* Start DATA SHOWN *
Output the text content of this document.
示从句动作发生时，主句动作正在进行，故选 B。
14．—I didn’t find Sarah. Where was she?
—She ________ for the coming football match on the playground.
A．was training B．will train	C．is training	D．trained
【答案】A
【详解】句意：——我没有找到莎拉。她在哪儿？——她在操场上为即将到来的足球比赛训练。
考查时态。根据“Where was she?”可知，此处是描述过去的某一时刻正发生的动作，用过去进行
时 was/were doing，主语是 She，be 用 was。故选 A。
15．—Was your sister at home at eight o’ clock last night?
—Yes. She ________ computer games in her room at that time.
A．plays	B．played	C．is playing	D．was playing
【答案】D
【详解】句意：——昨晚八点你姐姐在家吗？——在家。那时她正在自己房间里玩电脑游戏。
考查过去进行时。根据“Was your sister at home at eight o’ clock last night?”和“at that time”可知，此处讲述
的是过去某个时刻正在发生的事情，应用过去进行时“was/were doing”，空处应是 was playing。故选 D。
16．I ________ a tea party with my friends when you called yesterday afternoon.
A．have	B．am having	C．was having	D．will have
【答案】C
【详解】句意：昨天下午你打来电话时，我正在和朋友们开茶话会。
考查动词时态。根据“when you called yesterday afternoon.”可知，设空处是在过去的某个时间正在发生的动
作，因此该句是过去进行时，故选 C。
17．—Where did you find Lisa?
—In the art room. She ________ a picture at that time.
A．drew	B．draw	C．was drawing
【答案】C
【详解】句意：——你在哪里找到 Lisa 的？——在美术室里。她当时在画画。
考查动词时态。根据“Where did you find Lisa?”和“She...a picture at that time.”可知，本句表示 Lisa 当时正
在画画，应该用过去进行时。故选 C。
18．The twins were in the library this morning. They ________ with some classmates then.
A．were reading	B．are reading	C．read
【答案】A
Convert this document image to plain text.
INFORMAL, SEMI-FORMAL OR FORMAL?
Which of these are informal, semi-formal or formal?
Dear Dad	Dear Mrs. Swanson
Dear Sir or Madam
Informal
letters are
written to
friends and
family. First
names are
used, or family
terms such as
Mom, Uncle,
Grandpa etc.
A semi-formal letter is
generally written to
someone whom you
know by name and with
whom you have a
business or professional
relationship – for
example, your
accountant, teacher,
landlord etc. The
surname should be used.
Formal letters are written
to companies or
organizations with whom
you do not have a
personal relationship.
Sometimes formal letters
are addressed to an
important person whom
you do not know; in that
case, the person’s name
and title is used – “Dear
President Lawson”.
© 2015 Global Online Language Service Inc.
* End DATA SHOWN *
◆ WORK INSTRUCTIONS: Go through the listing above and list every line that has the word "relationship".

◆ CORRECT RESULT:
relationship – for
personal relationship.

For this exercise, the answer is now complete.